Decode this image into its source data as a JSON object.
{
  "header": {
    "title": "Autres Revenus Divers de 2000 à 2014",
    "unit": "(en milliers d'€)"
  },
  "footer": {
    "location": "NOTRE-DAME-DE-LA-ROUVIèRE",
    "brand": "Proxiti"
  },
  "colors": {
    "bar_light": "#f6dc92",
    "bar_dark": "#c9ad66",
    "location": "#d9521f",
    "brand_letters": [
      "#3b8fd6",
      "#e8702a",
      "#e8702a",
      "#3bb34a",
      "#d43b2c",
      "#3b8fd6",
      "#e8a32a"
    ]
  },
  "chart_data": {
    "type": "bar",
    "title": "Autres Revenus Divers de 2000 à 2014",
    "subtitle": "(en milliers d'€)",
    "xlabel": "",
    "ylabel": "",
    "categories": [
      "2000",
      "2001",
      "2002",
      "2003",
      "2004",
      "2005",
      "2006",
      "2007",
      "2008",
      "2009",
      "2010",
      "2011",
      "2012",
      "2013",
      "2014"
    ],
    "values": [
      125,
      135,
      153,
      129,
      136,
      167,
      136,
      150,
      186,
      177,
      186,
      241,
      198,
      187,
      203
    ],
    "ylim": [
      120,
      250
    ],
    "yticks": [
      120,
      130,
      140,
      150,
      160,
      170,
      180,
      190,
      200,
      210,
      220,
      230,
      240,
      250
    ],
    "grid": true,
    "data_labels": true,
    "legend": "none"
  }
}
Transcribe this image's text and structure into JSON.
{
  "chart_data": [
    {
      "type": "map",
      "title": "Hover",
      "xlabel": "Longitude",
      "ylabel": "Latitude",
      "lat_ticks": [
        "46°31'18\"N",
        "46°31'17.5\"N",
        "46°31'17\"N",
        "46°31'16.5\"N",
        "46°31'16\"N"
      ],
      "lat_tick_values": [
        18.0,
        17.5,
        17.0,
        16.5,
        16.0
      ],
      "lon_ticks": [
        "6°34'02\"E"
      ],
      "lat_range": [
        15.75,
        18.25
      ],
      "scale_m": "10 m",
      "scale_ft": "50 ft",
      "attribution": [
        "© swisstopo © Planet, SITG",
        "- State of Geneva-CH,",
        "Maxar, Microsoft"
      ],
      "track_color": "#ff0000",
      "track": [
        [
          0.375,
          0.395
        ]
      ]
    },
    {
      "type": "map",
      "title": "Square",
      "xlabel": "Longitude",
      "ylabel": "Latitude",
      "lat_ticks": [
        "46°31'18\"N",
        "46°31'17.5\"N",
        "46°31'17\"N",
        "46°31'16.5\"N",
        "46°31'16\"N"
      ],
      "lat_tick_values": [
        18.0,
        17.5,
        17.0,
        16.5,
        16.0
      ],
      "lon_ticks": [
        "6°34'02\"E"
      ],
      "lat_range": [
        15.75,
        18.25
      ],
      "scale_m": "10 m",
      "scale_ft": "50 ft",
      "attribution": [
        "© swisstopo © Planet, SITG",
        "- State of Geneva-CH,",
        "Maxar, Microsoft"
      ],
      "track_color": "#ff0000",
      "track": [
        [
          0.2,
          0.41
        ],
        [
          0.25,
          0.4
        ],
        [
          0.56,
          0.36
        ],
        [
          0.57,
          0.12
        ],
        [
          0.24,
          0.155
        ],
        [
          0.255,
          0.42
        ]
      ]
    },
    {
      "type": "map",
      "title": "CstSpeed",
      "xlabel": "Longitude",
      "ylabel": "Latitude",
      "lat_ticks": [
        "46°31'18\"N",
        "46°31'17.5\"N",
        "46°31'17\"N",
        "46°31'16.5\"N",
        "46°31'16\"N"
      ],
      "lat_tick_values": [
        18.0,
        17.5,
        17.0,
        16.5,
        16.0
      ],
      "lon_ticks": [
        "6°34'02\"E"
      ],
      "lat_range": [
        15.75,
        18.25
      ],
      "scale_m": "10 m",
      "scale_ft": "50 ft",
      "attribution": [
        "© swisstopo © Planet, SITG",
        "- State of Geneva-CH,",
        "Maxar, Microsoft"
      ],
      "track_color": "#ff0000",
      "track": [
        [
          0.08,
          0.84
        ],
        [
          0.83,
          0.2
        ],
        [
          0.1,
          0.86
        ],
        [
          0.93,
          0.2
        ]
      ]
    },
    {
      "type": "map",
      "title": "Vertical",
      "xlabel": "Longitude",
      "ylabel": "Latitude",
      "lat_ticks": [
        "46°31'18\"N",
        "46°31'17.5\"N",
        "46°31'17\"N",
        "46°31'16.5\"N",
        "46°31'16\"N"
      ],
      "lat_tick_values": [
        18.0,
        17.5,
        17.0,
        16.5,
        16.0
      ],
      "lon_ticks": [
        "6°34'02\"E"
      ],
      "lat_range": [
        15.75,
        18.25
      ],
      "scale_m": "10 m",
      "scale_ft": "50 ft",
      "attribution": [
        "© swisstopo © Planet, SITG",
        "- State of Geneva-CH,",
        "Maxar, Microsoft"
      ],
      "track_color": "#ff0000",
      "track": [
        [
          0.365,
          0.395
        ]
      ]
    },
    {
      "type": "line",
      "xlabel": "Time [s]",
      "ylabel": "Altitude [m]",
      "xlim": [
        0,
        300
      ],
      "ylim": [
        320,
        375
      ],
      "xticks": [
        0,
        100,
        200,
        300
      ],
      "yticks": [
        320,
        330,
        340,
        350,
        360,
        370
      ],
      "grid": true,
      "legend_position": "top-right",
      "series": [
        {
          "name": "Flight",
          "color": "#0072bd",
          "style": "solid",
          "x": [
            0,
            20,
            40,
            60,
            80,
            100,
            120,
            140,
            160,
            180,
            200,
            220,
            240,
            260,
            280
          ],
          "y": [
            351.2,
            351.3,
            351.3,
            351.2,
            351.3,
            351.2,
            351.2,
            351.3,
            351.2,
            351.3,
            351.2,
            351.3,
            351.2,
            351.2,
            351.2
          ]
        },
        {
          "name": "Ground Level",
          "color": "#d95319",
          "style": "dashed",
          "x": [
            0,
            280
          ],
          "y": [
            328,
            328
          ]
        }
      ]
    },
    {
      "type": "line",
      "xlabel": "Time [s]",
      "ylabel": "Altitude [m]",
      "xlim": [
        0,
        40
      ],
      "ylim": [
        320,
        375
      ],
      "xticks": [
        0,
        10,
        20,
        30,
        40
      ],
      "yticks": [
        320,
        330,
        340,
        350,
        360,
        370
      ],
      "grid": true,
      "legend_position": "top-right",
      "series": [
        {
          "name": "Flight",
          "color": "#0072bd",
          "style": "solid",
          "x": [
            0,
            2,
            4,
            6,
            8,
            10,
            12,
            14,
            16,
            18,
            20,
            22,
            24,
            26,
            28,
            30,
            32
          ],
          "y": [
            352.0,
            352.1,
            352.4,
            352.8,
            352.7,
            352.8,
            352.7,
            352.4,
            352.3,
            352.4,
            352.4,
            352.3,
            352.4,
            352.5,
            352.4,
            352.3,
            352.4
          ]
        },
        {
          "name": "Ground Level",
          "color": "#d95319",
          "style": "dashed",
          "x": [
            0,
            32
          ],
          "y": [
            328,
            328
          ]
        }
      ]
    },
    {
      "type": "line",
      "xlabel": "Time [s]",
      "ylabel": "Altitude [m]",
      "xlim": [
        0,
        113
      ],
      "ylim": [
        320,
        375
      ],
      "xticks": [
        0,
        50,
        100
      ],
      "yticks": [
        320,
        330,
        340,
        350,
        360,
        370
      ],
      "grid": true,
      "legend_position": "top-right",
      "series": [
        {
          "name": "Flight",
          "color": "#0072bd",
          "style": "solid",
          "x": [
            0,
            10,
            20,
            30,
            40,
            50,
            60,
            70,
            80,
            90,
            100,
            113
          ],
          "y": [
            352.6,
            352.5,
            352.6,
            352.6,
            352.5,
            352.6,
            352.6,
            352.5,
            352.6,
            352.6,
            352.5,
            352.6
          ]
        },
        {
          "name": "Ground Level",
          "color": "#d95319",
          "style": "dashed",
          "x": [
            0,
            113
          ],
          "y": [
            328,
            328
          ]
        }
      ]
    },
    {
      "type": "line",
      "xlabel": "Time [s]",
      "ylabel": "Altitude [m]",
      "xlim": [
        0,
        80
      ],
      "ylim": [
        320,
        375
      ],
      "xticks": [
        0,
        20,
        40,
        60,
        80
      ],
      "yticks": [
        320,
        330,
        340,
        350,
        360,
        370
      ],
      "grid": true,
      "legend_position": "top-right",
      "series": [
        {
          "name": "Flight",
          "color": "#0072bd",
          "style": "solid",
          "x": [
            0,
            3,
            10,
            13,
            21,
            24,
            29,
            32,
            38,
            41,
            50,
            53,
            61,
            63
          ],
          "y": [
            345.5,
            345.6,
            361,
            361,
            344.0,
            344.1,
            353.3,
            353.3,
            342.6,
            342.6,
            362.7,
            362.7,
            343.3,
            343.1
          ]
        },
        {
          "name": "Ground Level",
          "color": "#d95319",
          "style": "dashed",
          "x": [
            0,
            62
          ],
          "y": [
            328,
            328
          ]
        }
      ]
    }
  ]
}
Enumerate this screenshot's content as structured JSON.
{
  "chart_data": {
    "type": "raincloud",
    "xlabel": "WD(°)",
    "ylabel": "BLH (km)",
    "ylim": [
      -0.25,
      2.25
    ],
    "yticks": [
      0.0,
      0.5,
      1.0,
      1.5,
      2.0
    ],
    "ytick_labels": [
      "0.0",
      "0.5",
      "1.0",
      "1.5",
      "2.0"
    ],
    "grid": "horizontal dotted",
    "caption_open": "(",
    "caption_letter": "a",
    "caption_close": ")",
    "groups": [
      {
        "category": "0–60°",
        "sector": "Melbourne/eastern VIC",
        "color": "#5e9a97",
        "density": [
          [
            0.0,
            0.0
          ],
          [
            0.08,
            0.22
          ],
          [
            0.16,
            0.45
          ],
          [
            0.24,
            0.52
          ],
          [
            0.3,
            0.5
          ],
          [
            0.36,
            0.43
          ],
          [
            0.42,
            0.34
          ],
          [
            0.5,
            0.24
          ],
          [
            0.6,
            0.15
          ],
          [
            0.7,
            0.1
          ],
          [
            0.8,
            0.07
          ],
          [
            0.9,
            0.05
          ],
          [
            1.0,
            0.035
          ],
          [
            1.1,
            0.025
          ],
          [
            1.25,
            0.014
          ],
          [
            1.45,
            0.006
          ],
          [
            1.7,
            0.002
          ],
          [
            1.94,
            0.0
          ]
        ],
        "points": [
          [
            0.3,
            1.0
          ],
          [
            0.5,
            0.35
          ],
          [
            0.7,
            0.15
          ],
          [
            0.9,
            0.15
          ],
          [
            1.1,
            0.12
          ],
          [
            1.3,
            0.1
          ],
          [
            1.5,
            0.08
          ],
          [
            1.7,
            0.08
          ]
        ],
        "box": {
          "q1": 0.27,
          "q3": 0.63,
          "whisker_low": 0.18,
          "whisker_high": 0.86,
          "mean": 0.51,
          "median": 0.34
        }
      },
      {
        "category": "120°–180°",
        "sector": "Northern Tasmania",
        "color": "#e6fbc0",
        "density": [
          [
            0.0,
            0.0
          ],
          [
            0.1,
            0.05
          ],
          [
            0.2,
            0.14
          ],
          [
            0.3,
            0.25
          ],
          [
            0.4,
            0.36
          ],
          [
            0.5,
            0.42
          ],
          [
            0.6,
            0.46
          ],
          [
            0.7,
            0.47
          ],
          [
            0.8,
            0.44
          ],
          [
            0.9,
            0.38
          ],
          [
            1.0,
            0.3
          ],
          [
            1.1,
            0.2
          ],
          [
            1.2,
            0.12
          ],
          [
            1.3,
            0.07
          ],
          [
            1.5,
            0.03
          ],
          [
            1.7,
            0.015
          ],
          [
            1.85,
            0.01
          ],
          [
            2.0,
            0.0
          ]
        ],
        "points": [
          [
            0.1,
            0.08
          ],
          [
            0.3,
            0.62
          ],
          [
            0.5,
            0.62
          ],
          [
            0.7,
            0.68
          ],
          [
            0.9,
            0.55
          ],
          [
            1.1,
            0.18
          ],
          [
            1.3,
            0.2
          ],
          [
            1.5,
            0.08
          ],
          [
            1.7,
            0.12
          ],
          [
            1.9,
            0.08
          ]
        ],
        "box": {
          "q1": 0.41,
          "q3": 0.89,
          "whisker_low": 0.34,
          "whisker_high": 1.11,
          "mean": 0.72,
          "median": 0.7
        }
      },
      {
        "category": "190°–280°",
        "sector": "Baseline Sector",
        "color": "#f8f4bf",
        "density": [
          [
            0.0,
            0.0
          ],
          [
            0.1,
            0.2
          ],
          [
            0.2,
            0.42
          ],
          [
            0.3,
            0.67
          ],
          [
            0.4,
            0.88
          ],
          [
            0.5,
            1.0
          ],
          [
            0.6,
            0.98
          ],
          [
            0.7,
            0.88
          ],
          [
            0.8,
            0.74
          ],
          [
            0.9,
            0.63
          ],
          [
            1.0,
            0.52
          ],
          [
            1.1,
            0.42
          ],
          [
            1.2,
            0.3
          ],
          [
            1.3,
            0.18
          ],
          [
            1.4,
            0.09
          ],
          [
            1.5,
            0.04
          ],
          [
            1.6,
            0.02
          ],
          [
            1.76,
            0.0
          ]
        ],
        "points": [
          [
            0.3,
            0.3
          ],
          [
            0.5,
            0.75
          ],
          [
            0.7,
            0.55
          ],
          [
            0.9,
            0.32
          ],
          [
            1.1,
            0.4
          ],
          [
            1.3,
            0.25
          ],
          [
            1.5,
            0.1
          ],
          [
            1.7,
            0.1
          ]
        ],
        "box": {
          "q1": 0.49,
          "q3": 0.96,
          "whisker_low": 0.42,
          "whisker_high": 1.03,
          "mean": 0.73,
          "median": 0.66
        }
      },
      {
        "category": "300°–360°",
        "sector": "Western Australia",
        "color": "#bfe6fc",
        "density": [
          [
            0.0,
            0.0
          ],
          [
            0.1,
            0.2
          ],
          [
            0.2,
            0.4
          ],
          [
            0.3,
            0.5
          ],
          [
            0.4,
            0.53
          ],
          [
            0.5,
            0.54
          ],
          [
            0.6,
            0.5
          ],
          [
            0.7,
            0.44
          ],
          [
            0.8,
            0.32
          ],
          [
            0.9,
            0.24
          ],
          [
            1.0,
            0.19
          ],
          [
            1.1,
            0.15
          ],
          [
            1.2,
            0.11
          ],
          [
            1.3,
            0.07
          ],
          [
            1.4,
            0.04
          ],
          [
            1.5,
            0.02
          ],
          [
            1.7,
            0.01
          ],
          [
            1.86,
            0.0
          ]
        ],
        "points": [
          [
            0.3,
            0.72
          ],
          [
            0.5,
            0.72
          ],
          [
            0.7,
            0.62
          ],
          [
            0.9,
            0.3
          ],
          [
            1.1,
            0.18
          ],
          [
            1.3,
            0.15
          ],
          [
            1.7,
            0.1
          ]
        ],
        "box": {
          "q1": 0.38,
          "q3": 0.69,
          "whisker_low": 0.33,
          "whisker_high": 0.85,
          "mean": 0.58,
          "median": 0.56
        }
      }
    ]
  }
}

## [SET PROBLEM]
Extract every line containing the string "this" from the data above.

## [FINISHED ANSWER]
Decode this image into its source data as a JSON object.
Transcribe this image's text and structure into JSON.
Enumerate this screenshot's content as structured JSON.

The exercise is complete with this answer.